***** DATA RECORDS *****

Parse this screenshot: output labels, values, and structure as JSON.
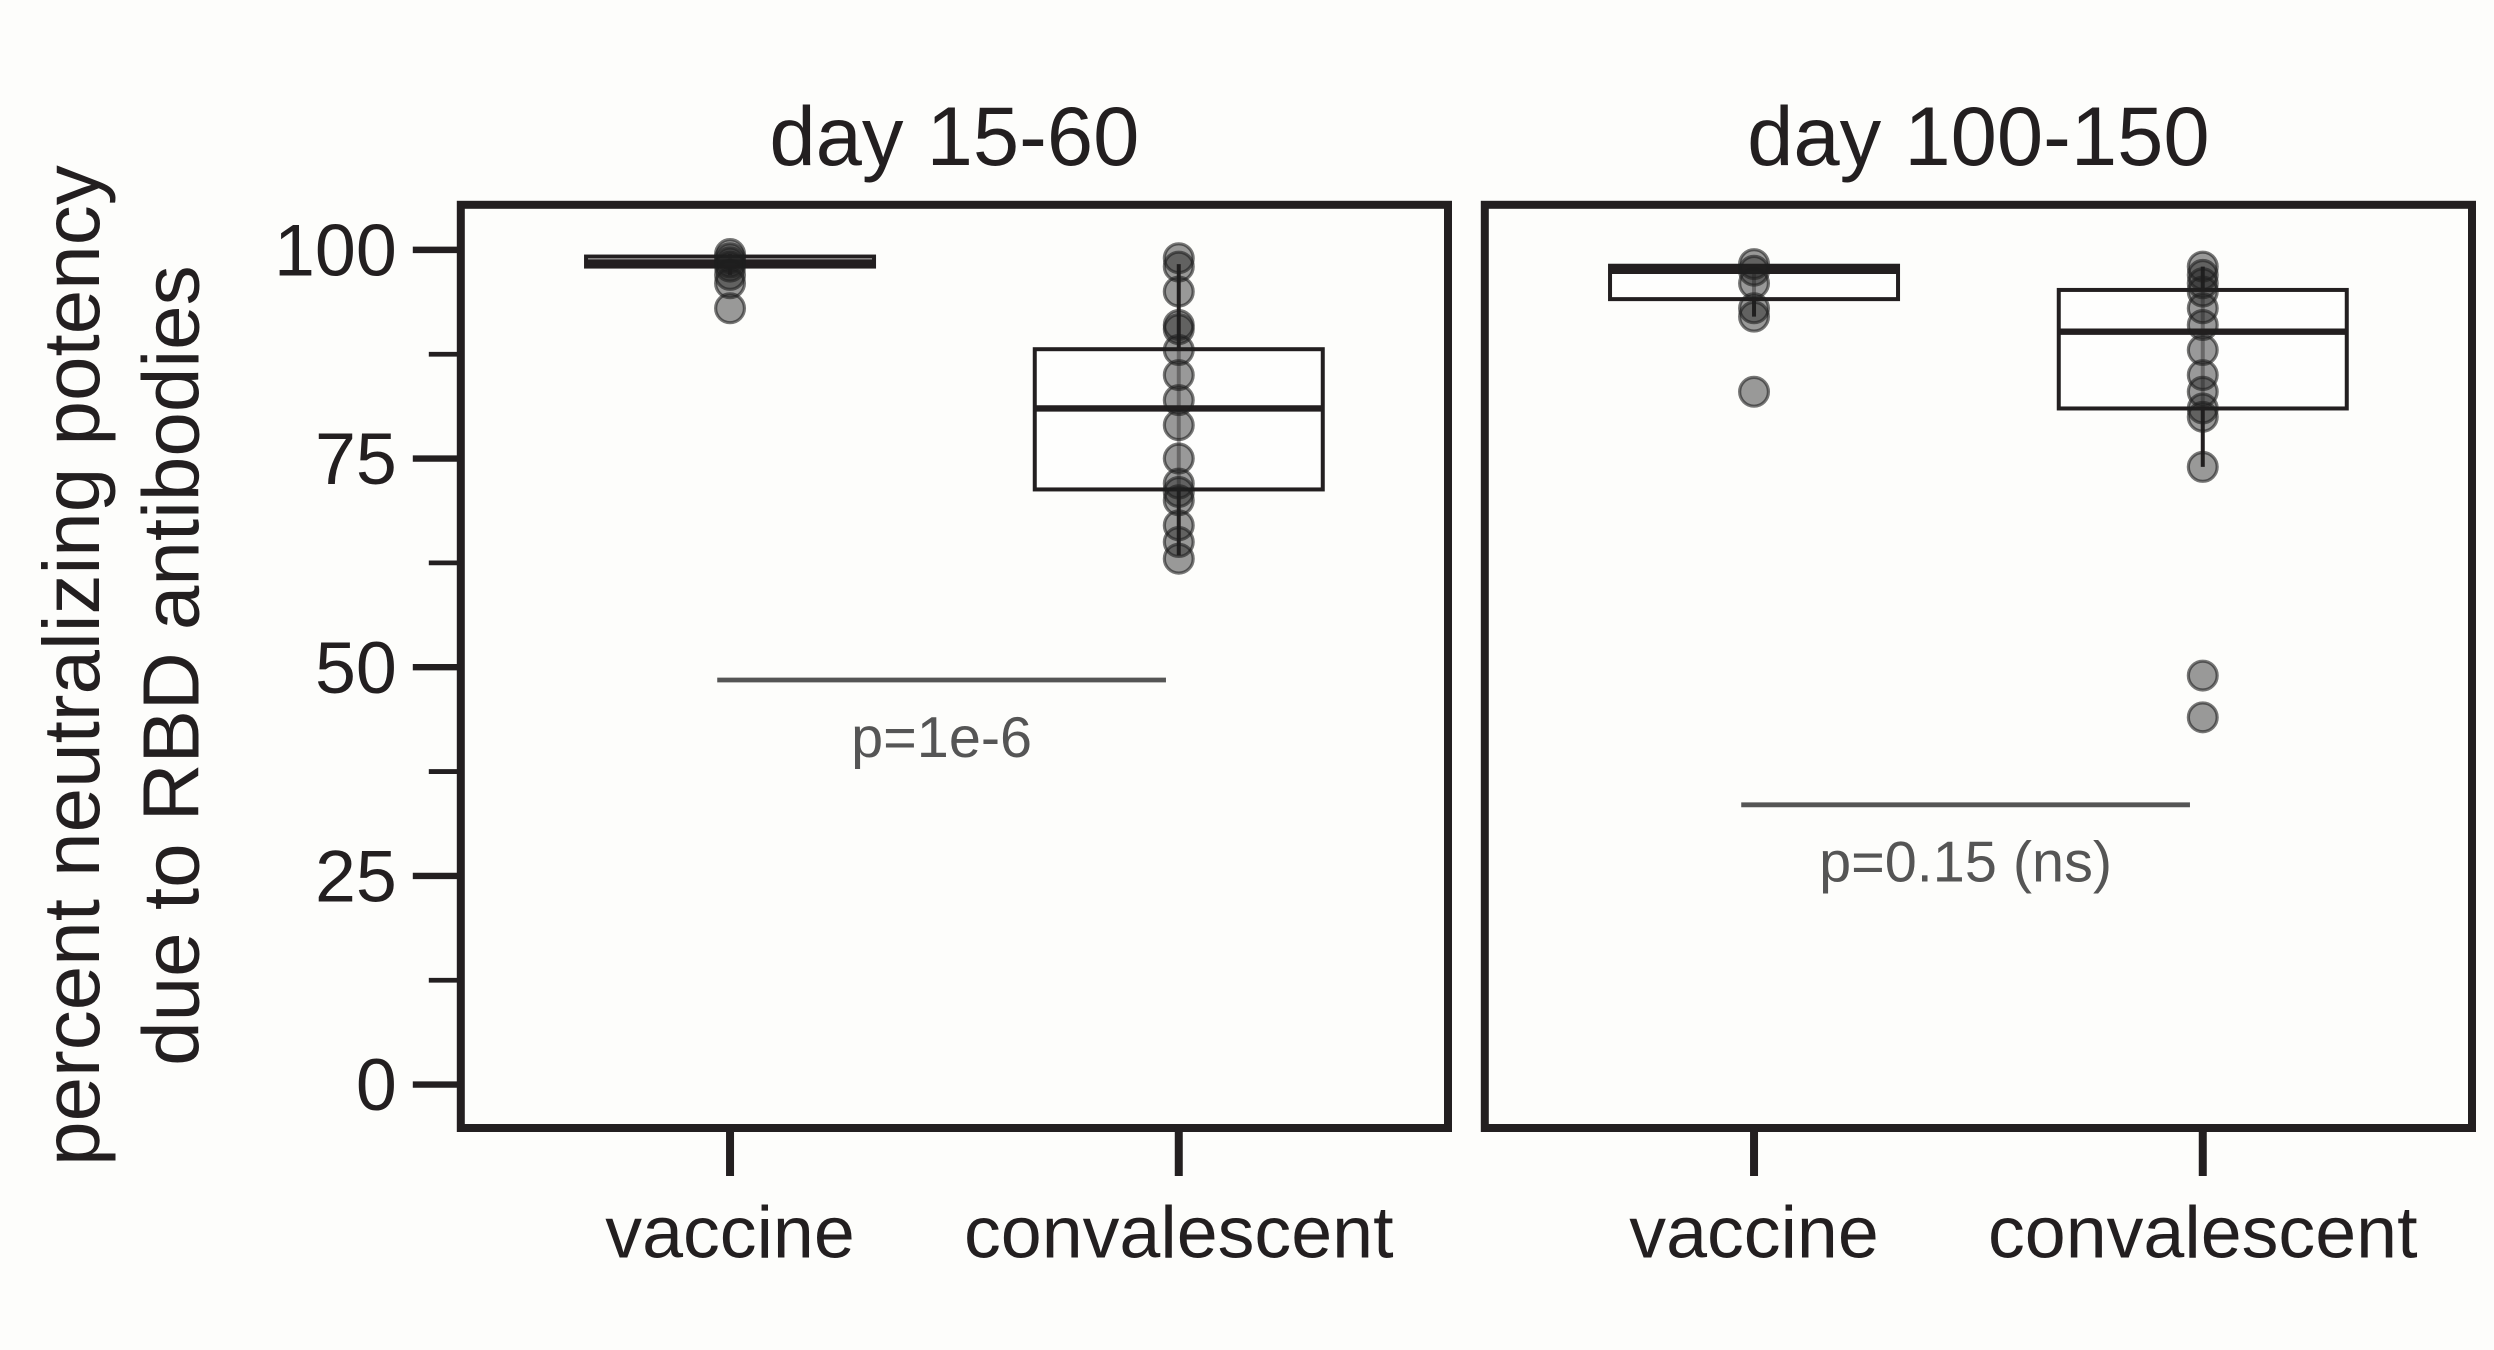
{
  "chart_data": [
    {
      "type": "box",
      "title": "day 15-60",
      "ylabel": [
        "percent neutralizing potency",
        "due to RBD antibodies"
      ],
      "categories": [
        "vaccine",
        "convalescent"
      ],
      "boxes": [
        {
          "q1": 98,
          "median": 98.5,
          "q3": 99.2,
          "whisker_low": 97,
          "whisker_high": 99.5,
          "points": [
            99.5,
            99,
            98.5,
            98,
            97,
            96,
            93
          ]
        },
        {
          "q1": 71.3,
          "median": 81,
          "q3": 88.1,
          "whisker_low": 63.4,
          "whisker_high": 98.3,
          "points": [
            99,
            98,
            95,
            91,
            90.5,
            88,
            85,
            82,
            79,
            75,
            72,
            71,
            70,
            67,
            65,
            63
          ]
        }
      ],
      "ylim": [
        -5.2,
        105.4
      ],
      "yticks": [
        0,
        25,
        50,
        75,
        100
      ],
      "yminor_ticks": [
        12.5,
        37.5,
        62.5,
        87.5
      ],
      "annotation": "p=1e-6"
    },
    {
      "type": "box",
      "title": "day 100-150",
      "categories": [
        "vaccine",
        "convalescent"
      ],
      "boxes": [
        {
          "q1": 94.1,
          "median": 97.5,
          "q3": 98.1,
          "whisker_low": 92,
          "whisker_high": 98.3,
          "points": [
            98.3,
            97.5,
            96,
            93,
            92,
            83
          ]
        },
        {
          "q1": 81,
          "median": 90.2,
          "q3": 95.2,
          "whisker_low": 74,
          "whisker_high": 98,
          "points": [
            98,
            97,
            96,
            95,
            93,
            91,
            88,
            85,
            83,
            81,
            80,
            74,
            49,
            44
          ]
        }
      ],
      "ylim": [
        -5.2,
        105.4
      ],
      "annotation": "p=0.15 (ns)"
    }
  ]
}
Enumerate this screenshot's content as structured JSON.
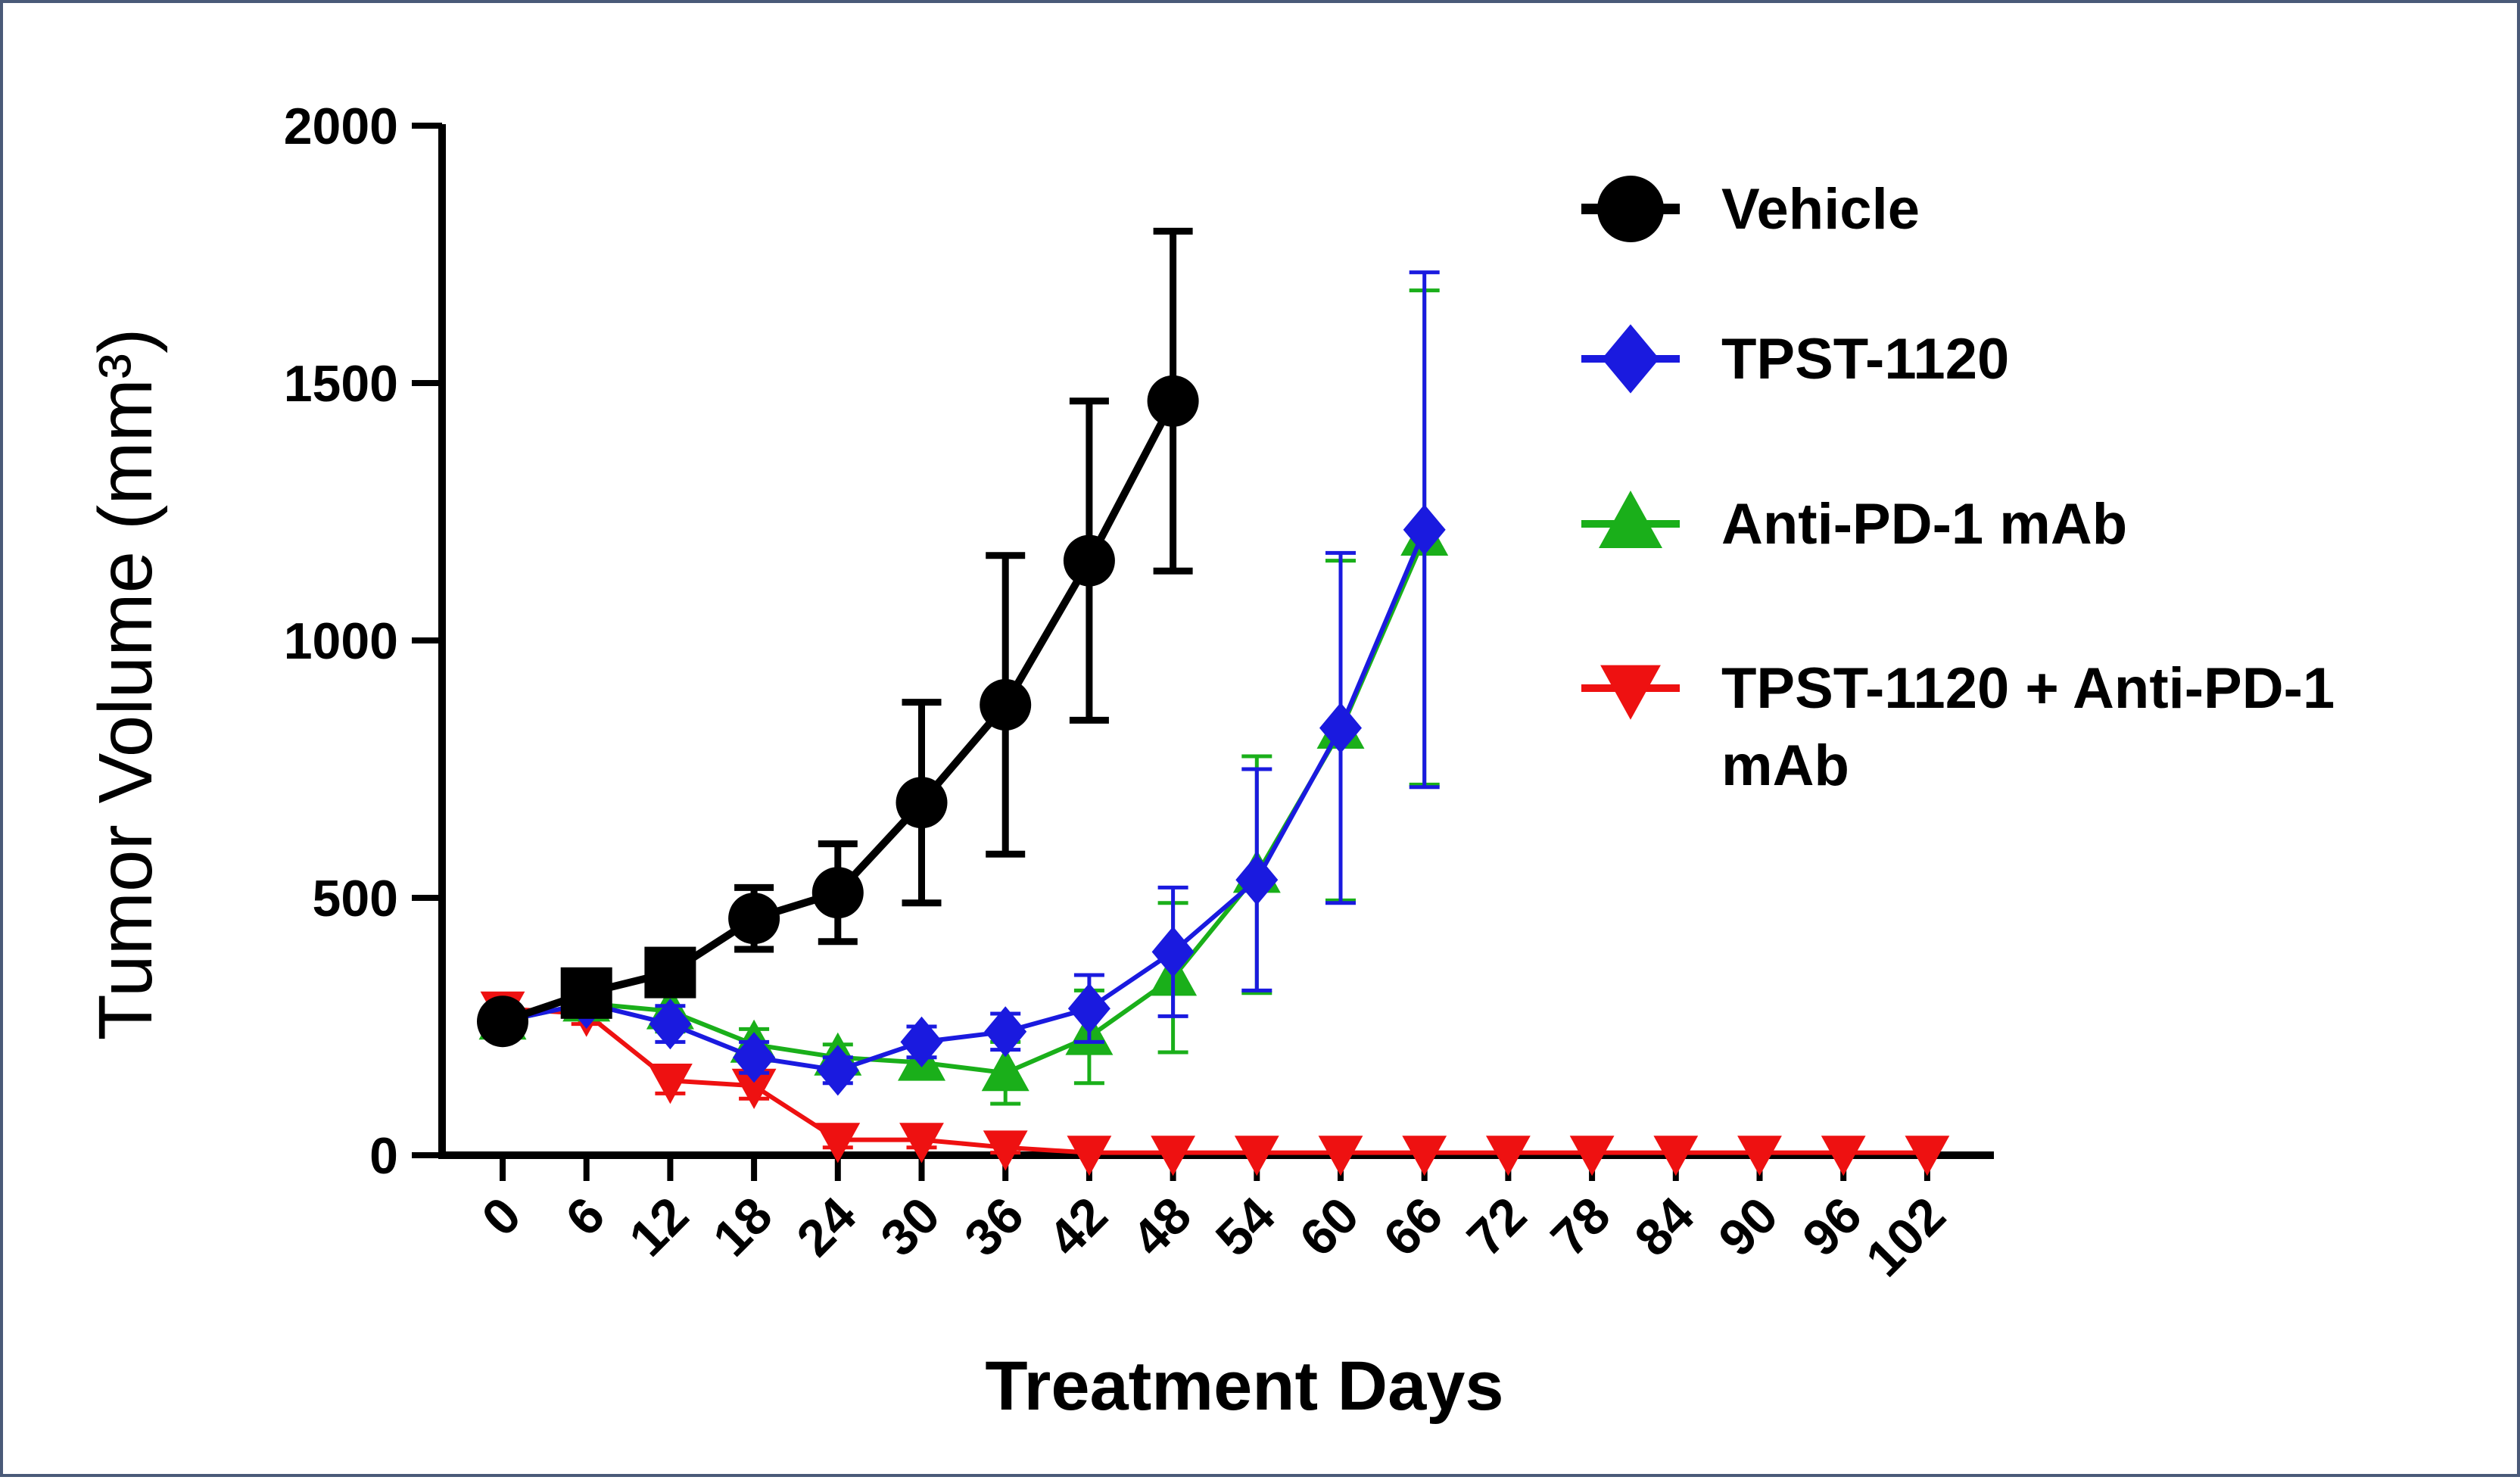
{
  "chart_data": {
    "type": "line",
    "title": "",
    "xlabel": "Treatment Days",
    "ylabel": "Tumor Volume (mm³)",
    "x_ticks": [
      0,
      6,
      12,
      18,
      24,
      30,
      36,
      42,
      48,
      54,
      60,
      66,
      72,
      78,
      84,
      90,
      96,
      102
    ],
    "x_tick_labels": [
      "0",
      "6",
      "12",
      "18",
      "24",
      "30",
      "36",
      "42",
      "48",
      "54",
      "60",
      "66",
      "72",
      "78",
      "84",
      "90",
      "96",
      "102"
    ],
    "y_ticks": [
      0,
      500,
      1000,
      1500,
      2000
    ],
    "y_tick_labels": [
      "0",
      "500",
      "1000",
      "1500",
      "2000"
    ],
    "ylim": [
      0,
      2000
    ],
    "legend_position": "right",
    "series": [
      {
        "name": "Vehicle",
        "label_lines": [
          "Vehicle"
        ],
        "color": "#000000",
        "marker": "circle",
        "x": [
          0,
          6,
          12,
          18,
          24,
          30,
          36,
          42,
          48
        ],
        "y": [
          260,
          315,
          355,
          460,
          510,
          685,
          875,
          1155,
          1465
        ],
        "err": [
          20,
          25,
          35,
          60,
          95,
          195,
          290,
          310,
          330
        ]
      },
      {
        "name": "TPST-1120",
        "label_lines": [
          "TPST-1120"
        ],
        "color": "#1a1adf",
        "marker": "diamond",
        "x": [
          0,
          6,
          12,
          18,
          24,
          30,
          36,
          42,
          48,
          54,
          60,
          66
        ],
        "y": [
          260,
          295,
          255,
          190,
          165,
          220,
          240,
          285,
          395,
          535,
          830,
          1215
        ],
        "err": [
          20,
          25,
          35,
          30,
          25,
          30,
          35,
          65,
          125,
          215,
          340,
          500
        ]
      },
      {
        "name": "Anti-PD-1 mAb",
        "label_lines": [
          "Anti-PD-1 mAb"
        ],
        "color": "#1aaf1a",
        "marker": "triangle-up",
        "x": [
          0,
          6,
          12,
          18,
          24,
          30,
          36,
          42,
          48,
          54,
          60,
          66
        ],
        "y": [
          260,
          295,
          280,
          215,
          190,
          180,
          160,
          230,
          345,
          545,
          825,
          1200
        ],
        "err": [
          20,
          25,
          40,
          30,
          25,
          30,
          60,
          90,
          145,
          230,
          330,
          480
        ]
      },
      {
        "name": "TPST-1120 + Anti-PD-1 mAb",
        "label_lines": [
          "TPST-1120 + Anti-PD-1",
          "mAb"
        ],
        "color": "#ee1111",
        "marker": "triangle-down",
        "x": [
          0,
          6,
          12,
          18,
          24,
          30,
          36,
          42,
          48,
          54,
          60,
          66,
          72,
          78,
          84,
          90,
          96,
          102
        ],
        "y": [
          285,
          275,
          145,
          135,
          30,
          30,
          15,
          5,
          5,
          5,
          5,
          5,
          5,
          5,
          5,
          5,
          5,
          5
        ],
        "err": [
          15,
          20,
          25,
          25,
          15,
          15,
          10,
          0,
          0,
          0,
          0,
          0,
          0,
          0,
          0,
          0,
          0,
          0
        ]
      }
    ]
  }
}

*****

→ TASK:
Each entry should be set down exactly, pictures excluded.

→ OUTPUT BELOW:
Parse this screenshot: output labels, values, and structure as JSON.
{
  "chart_data": [
    {
      "type": "box",
      "title": "day 15-60",
      "ylabel": [
        "percent neutralizing potency",
        "due to RBD antibodies"
      ],
      "categories": [
        "vaccine",
        "convalescent"
      ],
      "boxes": [
        {
          "q1": 98,
          "median": 98.5,
          "q3": 99.2,
          "whisker_low": 97,
          "whisker_high": 99.5,
          "points": [
            99.5,
            99,
            98.5,
            98,
            97,
            96,
            93
          ]
        },
        {
          "q1": 71.3,
          "median": 81,
          "q3": 88.1,
          "whisker_low": 63.4,
          "whisker_high": 98.3,
          "points": [
            99,
            98,
            95,
            91,
            90.5,
            88,
            85,
            82,
            79,
            75,
            72,
            71,
            70,
            67,
            65,
            63
          ]
        }
      ],
      "ylim": [
        -5.2,
        105.4
      ],
      "yticks": [
        0,
        25,
        50,
        75,
        100
      ],
      "yminor_ticks": [
        12.5,
        37.5,
        62.5,
        87.5
      ],
      "annotation": "p=1e-6"
    },
    {
      "type": "box",
      "title": "day 100-150",
      "categories": [
        "vaccine",
        "convalescent"
      ],
      "boxes": [
        {
          "q1": 94.1,
          "median": 97.5,
          "q3": 98.1,
          "whisker_low": 92,
          "whisker_high": 98.3,
          "points": [
            98.3,
            97.5,
            96,
            93,
            92,
            83
          ]
        },
        {
          "q1": 81,
          "median": 90.2,
          "q3": 95.2,
          "whisker_low": 74,
          "whisker_high": 98,
          "points": [
            98,
            97,
            96,
            95,
            93,
            91,
            88,
            85,
            83,
            81,
            80,
            74,
            49,
            44
          ]
        }
      ],
      "ylim": [
        -5.2,
        105.4
      ],
      "annotation": "p=0.15 (ns)"
    }
  ]
}
Enumerate this screenshot's content as structured JSON.
{
  "chart_data": {
    "type": "line",
    "title": "",
    "xlabel": "Treatment Days",
    "ylabel": "Tumor Volume (mm³)",
    "x_ticks": [
      0,
      6,
      12,
      18,
      24,
      30,
      36,
      42,
      48,
      54,
      60,
      66,
      72,
      78,
      84,
      90,
      96,
      102
    ],
    "x_tick_labels": [
      "0",
      "6",
      "12",
      "18",
      "24",
      "30",
      "36",
      "42",
      "48",
      "54",
      "60",
      "66",
      "72",
      "78",
      "84",
      "90",
      "96",
      "102"
    ],
    "y_ticks": [
      0,
      500,
      1000,
      1500,
      2000
    ],
    "y_tick_labels": [
      "0",
      "500",
      "1000",
      "1500",
      "2000"
    ],
    "ylim": [
      0,
      2000
    ],
    "legend_position": "right",
    "series": [
      {
        "name": "Vehicle",
        "label_lines": [
          "Vehicle"
        ],
        "color": "#000000",
        "marker": "circle",
        "x": [
          0,
          6,
          12,
          18,
          24,
          30,
          36,
          42,
          48
        ],
        "y": [
          260,
          315,
          355,
          460,
          510,
          685,
          875,
          1155,
          1465
        ],
        "err": [
          20,
          25,
          35,
          60,
          95,
          195,
          290,
          310,
          330
        ]
      },
      {
        "name": "TPST-1120",
        "label_lines": [
          "TPST-1120"
        ],
        "color": "#1a1adf",
        "marker": "diamond",
        "x": [
          0,
          6,
          12,
          18,
          24,
          30,
          36,
          42,
          48,
          54,
          60,
          66
        ],
        "y": [
          260,
          295,
          255,
          190,
          165,
          220,
          240,
          285,
          395,
          535,
          830,
          1215
        ],
        "err": [
          20,
          25,
          35,
          30,
          25,
          30,
          35,
          65,
          125,
          215,
          340,
          500
        ]
      },
      {
        "name": "Anti-PD-1 mAb",
        "label_lines": [
          "Anti-PD-1 mAb"
        ],
        "color": "#1aaf1a",
        "marker": "triangle-up",
        "x": [
          0,
          6,
          12,
          18,
          24,
          30,
          36,
          42,
          48,
          54,
          60,
          66
        ],
        "y": [
          260,
          295,
          280,
          215,
          190,
          180,
          160,
          230,
          345,
          545,
          825,
          1200
        ],
        "err": [
          20,
          25,
          40,
          30,
          25,
          30,
          60,
          90,
          145,
          230,
          330,
          480
        ]
      },
      {
        "name": "TPST-1120 + Anti-PD-1 mAb",
        "label_lines": [
          "TPST-1120 + Anti-PD-1",
          "mAb"
        ],
        "color": "#ee1111",
        "marker": "triangle-down",
        "x": [
          0,
          6,
          12,
          18,
          24,
          30,
          36,
          42,
          48,
          54,
          60,
          66,
          72,
          78,
          84,
          90,
          96,
          102
        ],
        "y": [
          285,
          275,
          145,
          135,
          30,
          30,
          15,
          5,
          5,
          5,
          5,
          5,
          5,
          5,
          5,
          5,
          5,
          5
        ],
        "err": [
          15,
          20,
          25,
          25,
          15,
          15,
          10,
          0,
          0,
          0,
          0,
          0,
          0,
          0,
          0,
          0,
          0,
          0
        ]
      }
    ]
  }
}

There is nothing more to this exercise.